### SUPPLIED RECORDS
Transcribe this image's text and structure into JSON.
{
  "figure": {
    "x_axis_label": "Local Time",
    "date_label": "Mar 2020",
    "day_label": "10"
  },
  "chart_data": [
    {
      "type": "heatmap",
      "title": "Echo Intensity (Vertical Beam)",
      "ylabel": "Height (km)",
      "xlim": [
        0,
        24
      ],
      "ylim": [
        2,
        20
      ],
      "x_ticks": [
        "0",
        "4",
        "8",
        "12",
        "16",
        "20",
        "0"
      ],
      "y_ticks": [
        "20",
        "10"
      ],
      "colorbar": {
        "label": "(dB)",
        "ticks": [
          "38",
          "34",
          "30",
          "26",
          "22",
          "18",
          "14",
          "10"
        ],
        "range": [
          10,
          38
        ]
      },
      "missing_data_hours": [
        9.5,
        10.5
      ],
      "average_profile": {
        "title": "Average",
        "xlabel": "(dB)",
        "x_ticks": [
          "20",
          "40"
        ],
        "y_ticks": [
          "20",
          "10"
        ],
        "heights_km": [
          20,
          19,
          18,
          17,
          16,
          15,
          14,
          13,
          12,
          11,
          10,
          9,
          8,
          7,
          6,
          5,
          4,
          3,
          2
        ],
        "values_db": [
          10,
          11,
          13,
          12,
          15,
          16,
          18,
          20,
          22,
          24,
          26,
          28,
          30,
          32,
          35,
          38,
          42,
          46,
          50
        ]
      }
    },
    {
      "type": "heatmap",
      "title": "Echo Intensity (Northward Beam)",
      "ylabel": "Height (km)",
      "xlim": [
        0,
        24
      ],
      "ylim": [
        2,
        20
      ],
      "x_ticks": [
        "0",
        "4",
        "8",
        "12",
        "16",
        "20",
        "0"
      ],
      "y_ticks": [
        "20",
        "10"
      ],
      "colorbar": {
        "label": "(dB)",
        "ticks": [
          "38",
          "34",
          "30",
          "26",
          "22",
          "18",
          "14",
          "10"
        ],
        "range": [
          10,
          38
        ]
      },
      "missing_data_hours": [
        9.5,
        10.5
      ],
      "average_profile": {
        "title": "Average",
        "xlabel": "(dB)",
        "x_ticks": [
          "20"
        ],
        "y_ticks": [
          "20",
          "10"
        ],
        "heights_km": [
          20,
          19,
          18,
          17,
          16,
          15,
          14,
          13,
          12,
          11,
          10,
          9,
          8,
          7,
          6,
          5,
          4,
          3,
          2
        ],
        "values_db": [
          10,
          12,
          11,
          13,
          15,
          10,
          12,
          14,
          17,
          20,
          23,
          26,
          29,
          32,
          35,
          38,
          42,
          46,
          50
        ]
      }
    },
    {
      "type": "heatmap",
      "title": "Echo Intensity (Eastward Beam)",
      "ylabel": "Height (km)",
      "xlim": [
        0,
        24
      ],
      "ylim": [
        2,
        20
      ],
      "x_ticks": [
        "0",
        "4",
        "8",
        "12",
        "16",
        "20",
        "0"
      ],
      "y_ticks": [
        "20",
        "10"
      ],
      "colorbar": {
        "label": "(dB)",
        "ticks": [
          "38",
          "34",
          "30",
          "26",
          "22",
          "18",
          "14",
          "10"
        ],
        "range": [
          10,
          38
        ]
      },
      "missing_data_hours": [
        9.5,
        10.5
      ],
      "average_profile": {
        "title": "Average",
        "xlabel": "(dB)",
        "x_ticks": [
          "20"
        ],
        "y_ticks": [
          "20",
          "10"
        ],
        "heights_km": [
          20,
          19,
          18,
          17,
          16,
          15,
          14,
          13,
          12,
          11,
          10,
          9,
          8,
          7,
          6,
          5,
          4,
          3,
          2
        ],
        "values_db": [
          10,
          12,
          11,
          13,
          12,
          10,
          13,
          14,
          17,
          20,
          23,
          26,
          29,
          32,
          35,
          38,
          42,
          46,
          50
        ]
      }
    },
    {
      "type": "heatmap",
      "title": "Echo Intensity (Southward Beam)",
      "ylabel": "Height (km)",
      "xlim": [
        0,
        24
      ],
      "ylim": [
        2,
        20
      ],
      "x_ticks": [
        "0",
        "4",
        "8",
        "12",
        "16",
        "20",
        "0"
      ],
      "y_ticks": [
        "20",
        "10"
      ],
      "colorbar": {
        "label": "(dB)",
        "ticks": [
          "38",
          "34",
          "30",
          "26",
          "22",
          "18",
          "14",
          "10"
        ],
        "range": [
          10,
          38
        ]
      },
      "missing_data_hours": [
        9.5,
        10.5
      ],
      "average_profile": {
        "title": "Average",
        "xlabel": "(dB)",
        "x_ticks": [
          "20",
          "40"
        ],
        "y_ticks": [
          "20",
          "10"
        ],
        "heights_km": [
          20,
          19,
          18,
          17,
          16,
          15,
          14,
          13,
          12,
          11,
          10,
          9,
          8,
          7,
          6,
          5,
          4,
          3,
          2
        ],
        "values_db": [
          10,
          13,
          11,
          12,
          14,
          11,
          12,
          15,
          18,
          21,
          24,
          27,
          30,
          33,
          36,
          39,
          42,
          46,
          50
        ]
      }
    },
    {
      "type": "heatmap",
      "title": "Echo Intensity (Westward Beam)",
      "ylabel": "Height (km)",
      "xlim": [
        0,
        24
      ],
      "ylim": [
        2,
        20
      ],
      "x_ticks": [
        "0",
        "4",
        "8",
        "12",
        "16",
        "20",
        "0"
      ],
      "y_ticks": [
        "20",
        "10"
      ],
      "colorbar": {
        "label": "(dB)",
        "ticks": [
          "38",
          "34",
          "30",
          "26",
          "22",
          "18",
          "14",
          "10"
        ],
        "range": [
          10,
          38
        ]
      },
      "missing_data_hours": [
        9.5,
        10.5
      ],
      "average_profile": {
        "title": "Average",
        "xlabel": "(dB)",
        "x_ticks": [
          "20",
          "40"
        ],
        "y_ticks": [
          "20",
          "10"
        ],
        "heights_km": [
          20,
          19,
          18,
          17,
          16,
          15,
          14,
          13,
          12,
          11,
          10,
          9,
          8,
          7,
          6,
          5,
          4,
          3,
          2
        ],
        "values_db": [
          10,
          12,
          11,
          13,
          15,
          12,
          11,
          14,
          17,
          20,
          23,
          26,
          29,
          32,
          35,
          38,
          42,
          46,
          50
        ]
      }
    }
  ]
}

### WHAT NEEDS TO BE DONE
Pull every line containing "Beam" from the data.

### EXERCISE RESPONSE
      "title": "Echo Intensity (Vertical Beam)",
      "title": "Echo Intensity (Northward Beam)",
      "title": "Echo Intensity (Eastward Beam)",
      "title": "Echo Intensity (Southward Beam)",
      "title": "Echo Intensity (Westward Beam)",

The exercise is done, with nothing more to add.